## Set task
Return the material exactly as supplied, apart from the pictures, which are omitted.

## Material supplied
◆ ◆ ◆ ◆ ◆

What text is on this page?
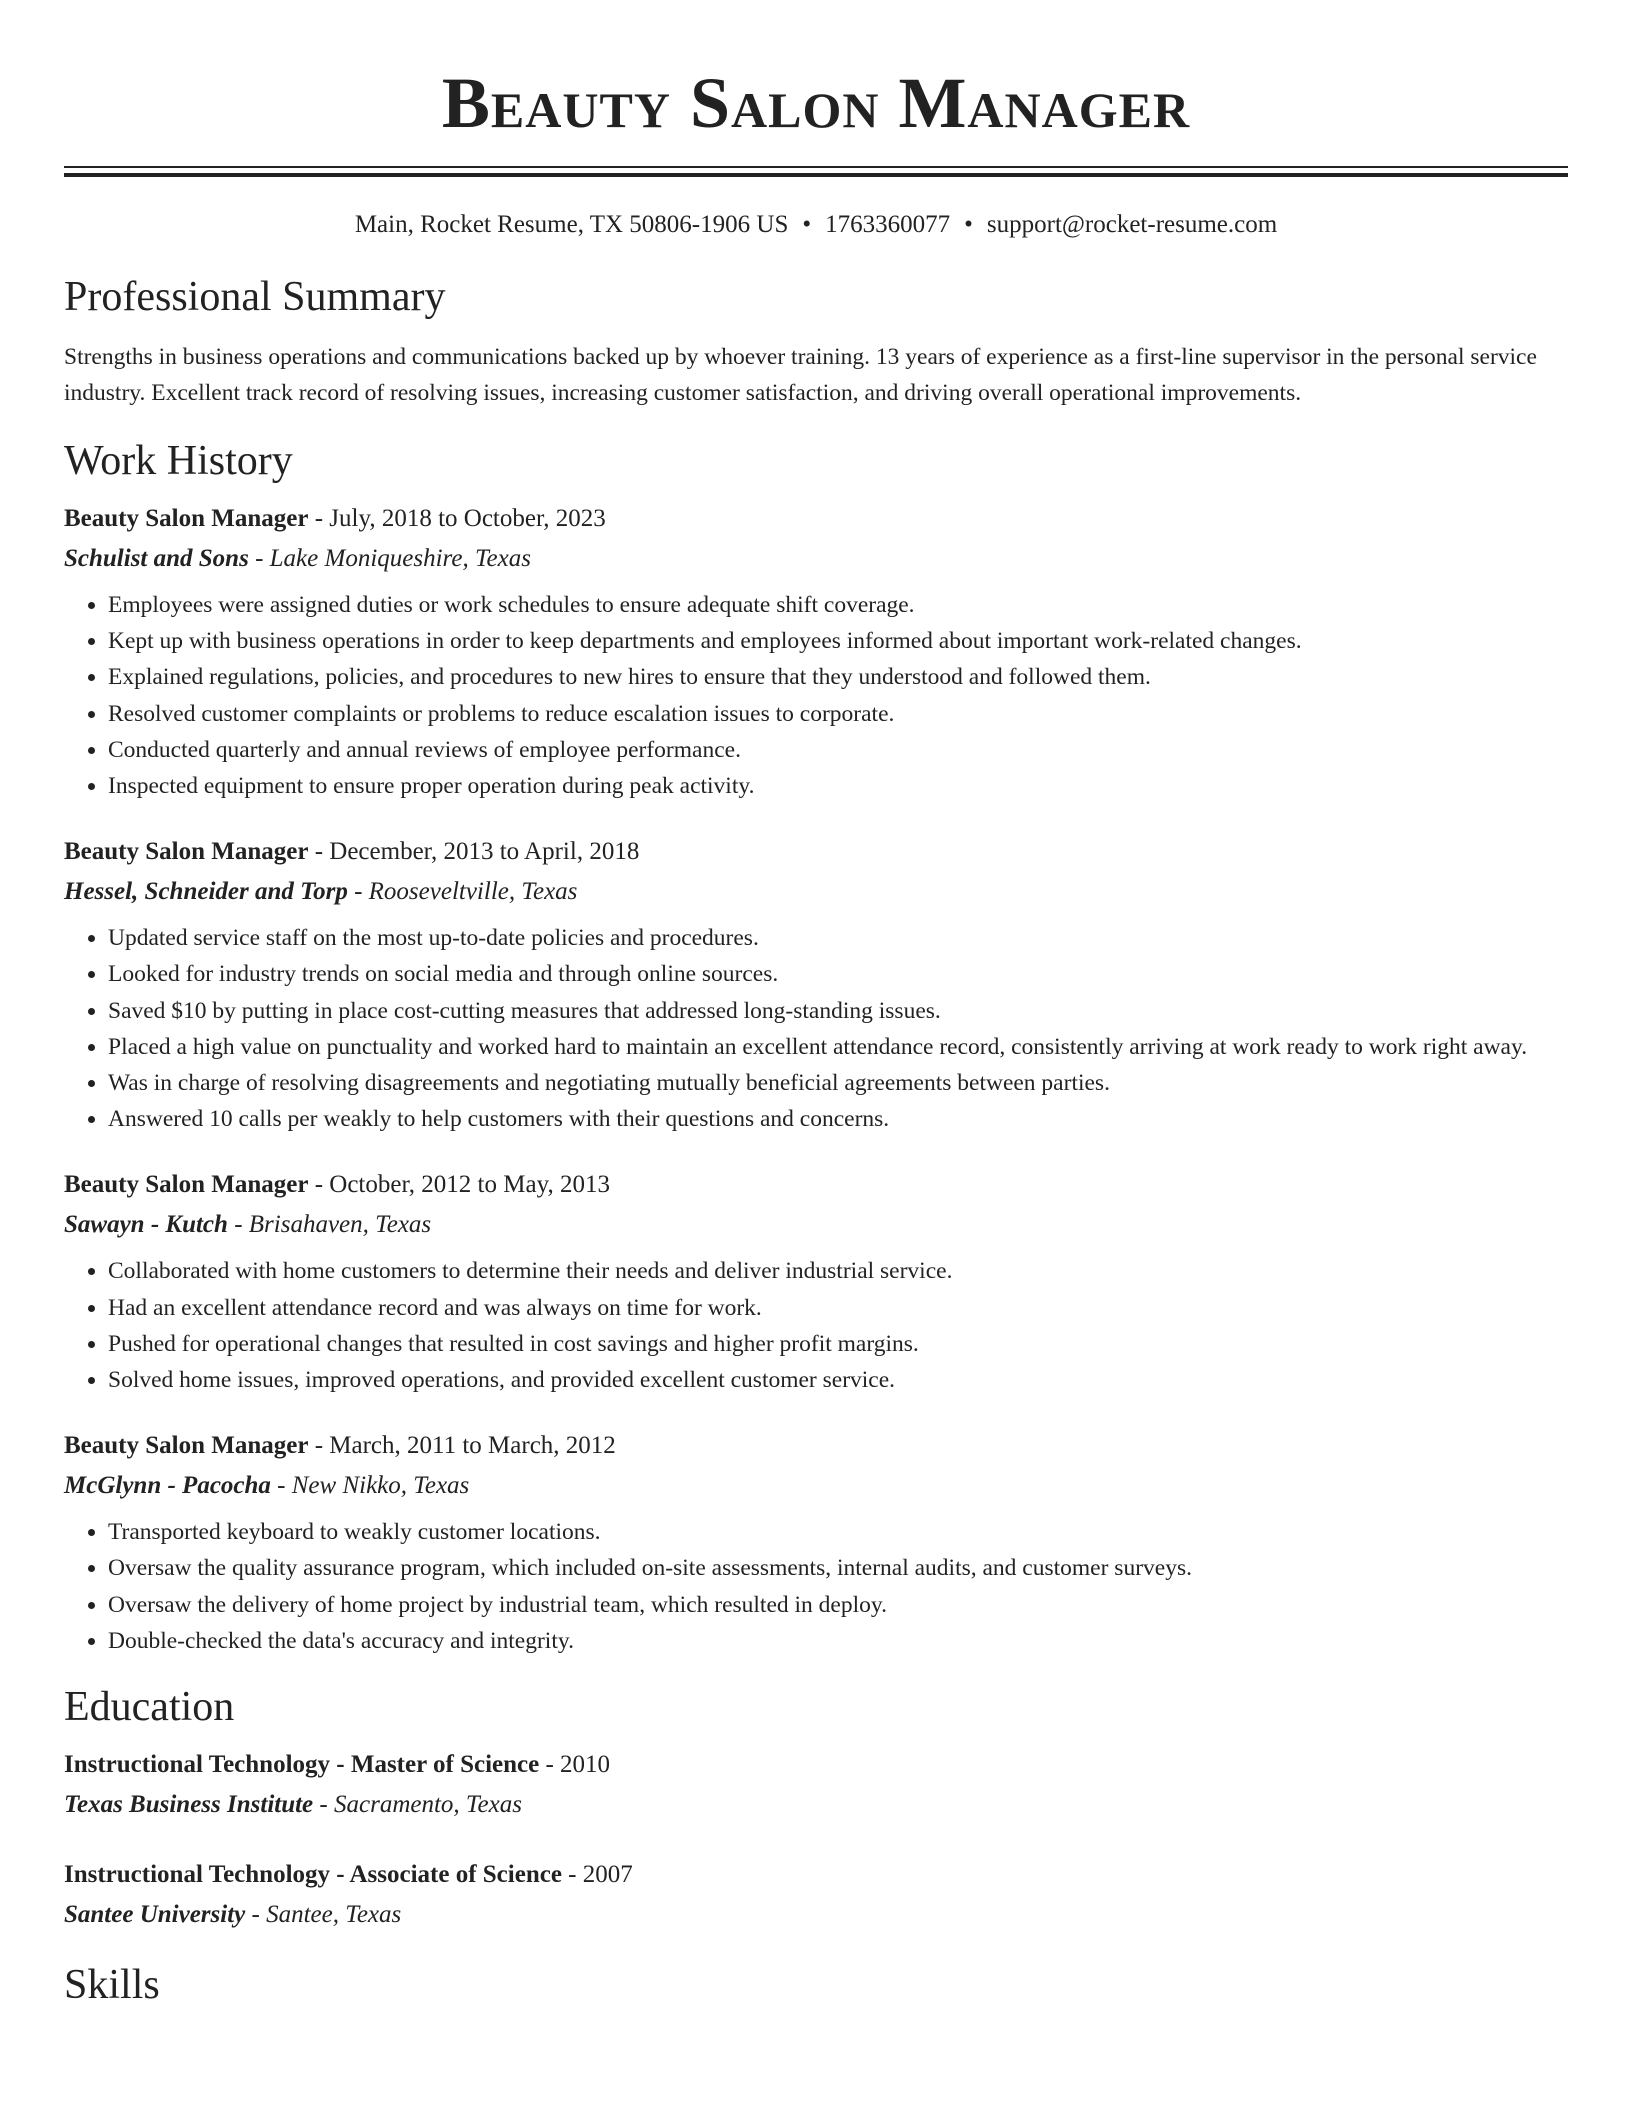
Beauty Salon Manager
Main, Rocket Resume, TX 50806-1906 US • 1763360077 • support@rocket-resume.com
Professional Summary
Strengths in business operations and communications backed up by whoever training. 13 years of experience as a first-line supervisor in the personal service industry. Excellent track record of resolving issues, increasing customer satisfaction, and driving overall operational improvements.
Work History
Beauty Salon Manager - July, 2018 to October, 2023
Schulist and Sons - Lake Moniqueshire, Texas
• Employees were assigned duties or work schedules to ensure adequate shift coverage.
• Kept up with business operations in order to keep departments and employees informed about important work-related changes.
• Explained regulations, policies, and procedures to new hires to ensure that they understood and followed them.
• Resolved customer complaints or problems to reduce escalation issues to corporate.
• Conducted quarterly and annual reviews of employee performance.
• Inspected equipment to ensure proper operation during peak activity.
Beauty Salon Manager - December, 2013 to April, 2018
Hessel, Schneider and Torp - Rooseveltville, Texas
• Updated service staff on the most up-to-date policies and procedures.
• Looked for industry trends on social media and through online sources.
• Saved $10 by putting in place cost-cutting measures that addressed long-standing issues.
• Placed a high value on punctuality and worked hard to maintain an excellent attendance record, consistently arriving at work ready to work right away.
• Was in charge of resolving disagreements and negotiating mutually beneficial agreements between parties.
• Answered 10 calls per weakly to help customers with their questions and concerns.
Beauty Salon Manager - October, 2012 to May, 2013
Sawayn - Kutch - Brisahaven, Texas
• Collaborated with home customers to determine their needs and deliver industrial service.
• Had an excellent attendance record and was always on time for work.
• Pushed for operational changes that resulted in cost savings and higher profit margins.
• Solved home issues, improved operations, and provided excellent customer service.
Beauty Salon Manager - March, 2011 to March, 2012
McGlynn - Pacocha - New Nikko, Texas
• Transported keyboard to weakly customer locations.
• Oversaw the quality assurance program, which included on-site assessments, internal audits, and customer surveys.
• Oversaw the delivery of home project by industrial team, which resulted in deploy.
• Double-checked the data's accuracy and integrity.
Education
Instructional Technology - Master of Science - 2010
Texas Business Institute - Sacramento, Texas
Instructional Technology - Associate of Science - 2007
Santee University - Santee, Texas
Skills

◆ ◆ ◆ ◆ ◆

## Solved problem
What text is on this page?
Beauty Salon Manager
Main, Rocket Resume, TX 50806-1906 US • 1763360077 • support@rocket-resume.com
Professional Summary
Strengths in business operations and communications backed up by whoever training. 13 years of experience as a first-line supervisor in the personal service industry. Excellent track record of resolving issues, increasing customer satisfaction, and driving overall operational improvements.
Work History
Beauty Salon Manager - July, 2018 to October, 2023
Schulist and Sons - Lake Moniqueshire, Texas
• Employees were assigned duties or work schedules to ensure adequate shift coverage.
• Kept up with business operations in order to keep departments and employees informed about important work-related changes.
• Explained regulations, policies, and procedures to new hires to ensure that they understood and followed them.
• Resolved customer complaints or problems to reduce escalation issues to corporate.
• Conducted quarterly and annual reviews of employee performance.
• Inspected equipment to ensure proper operation during peak activity.
Beauty Salon Manager - December, 2013 to April, 2018
Hessel, Schneider and Torp - Rooseveltville, Texas
• Updated service staff on the most up-to-date policies and procedures.
• Looked for industry trends on social media and through online sources.
• Saved $10 by putting in place cost-cutting measures that addressed long-standing issues.
• Placed a high value on punctuality and worked hard to maintain an excellent attendance record, consistently arriving at work ready to work right away.
• Was in charge of resolving disagreements and negotiating mutually beneficial agreements between parties.
• Answered 10 calls per weakly to help customers with their questions and concerns.
Beauty Salon Manager - October, 2012 to May, 2013
Sawayn - Kutch - Brisahaven, Texas
• Collaborated with home customers to determine their needs and deliver industrial service.
• Had an excellent attendance record and was always on time for work.
• Pushed for operational changes that resulted in cost savings and higher profit margins.
• Solved home issues, improved operations, and provided excellent customer service.
Beauty Salon Manager - March, 2011 to March, 2012
McGlynn - Pacocha - New Nikko, Texas
• Transported keyboard to weakly customer locations.
• Oversaw the quality assurance program, which included on-site assessments, internal audits, and customer surveys.
• Oversaw the delivery of home project by industrial team, which resulted in deploy.
• Double-checked the data's accuracy and integrity.
Education
Instructional Technology - Master of Science - 2010
Texas Business Institute - Sacramento, Texas
Instructional Technology - Associate of Science - 2007
Santee University - Santee, Texas
Skills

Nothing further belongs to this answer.